## GIVEN TASK
Return every entry exactly as written.

## EXTRACTED RECORDS
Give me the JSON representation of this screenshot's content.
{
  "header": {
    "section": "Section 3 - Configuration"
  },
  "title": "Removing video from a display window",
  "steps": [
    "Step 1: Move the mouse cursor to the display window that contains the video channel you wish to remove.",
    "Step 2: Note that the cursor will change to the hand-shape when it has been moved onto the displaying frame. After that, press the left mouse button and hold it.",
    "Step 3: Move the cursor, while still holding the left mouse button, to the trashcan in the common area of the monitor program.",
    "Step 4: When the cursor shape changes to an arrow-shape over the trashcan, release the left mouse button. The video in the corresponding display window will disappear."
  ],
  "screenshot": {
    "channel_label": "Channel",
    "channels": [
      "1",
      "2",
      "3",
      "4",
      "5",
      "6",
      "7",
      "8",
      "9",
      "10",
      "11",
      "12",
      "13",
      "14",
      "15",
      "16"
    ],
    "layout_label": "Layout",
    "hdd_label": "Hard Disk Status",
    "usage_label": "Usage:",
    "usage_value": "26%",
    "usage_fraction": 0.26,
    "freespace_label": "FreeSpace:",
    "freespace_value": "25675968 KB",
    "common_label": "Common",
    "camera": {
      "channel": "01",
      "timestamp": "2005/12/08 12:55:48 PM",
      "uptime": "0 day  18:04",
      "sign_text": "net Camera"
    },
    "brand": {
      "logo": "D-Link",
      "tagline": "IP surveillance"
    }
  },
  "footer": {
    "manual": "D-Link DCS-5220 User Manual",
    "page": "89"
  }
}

## EXERCISE RESPONSE
Give me the JSON representation of this screenshot's content.
{
  "header": {
    "section": "Section 3 - Configuration"
  },
  "title": "Removing video from a display window",
  "steps": [
    "Step 1: Move the mouse cursor to the display window that contains the video channel you wish to remove.",
    "Step 2: Note that the cursor will change to the hand-shape when it has been moved onto the displaying frame. After that, press the left mouse button and hold it.",
    "Step 3: Move the cursor, while still holding the left mouse button, to the trashcan in the common area of the monitor program.",
    "Step 4: When the cursor shape changes to an arrow-shape over the trashcan, release the left mouse button. The video in the corresponding display window will disappear."
  ],
  "screenshot": {
    "channel_label": "Channel",
    "channels": [
      "1",
      "2",
      "3",
      "4",
      "5",
      "6",
      "7",
      "8",
      "9",
      "10",
      "11",
      "12",
      "13",
      "14",
      "15",
      "16"
    ],
    "layout_label": "Layout",
    "hdd_label": "Hard Disk Status",
    "usage_label": "Usage:",
    "usage_value": "26%",
    "usage_fraction": 0.26,
    "freespace_label": "FreeSpace:",
    "freespace_value": "25675968 KB",
    "common_label": "Common",
    "camera": {
      "channel": "01",
      "timestamp": "2005/12/08 12:55:48 PM",
      "uptime": "0 day  18:04",
      "sign_text": "net Camera"
    },
    "brand": {
      "logo": "D-Link",
      "tagline": "IP surveillance"
    }
  },
  "footer": {
    "manual": "D-Link DCS-5220 User Manual",
    "page": "89"
  }
}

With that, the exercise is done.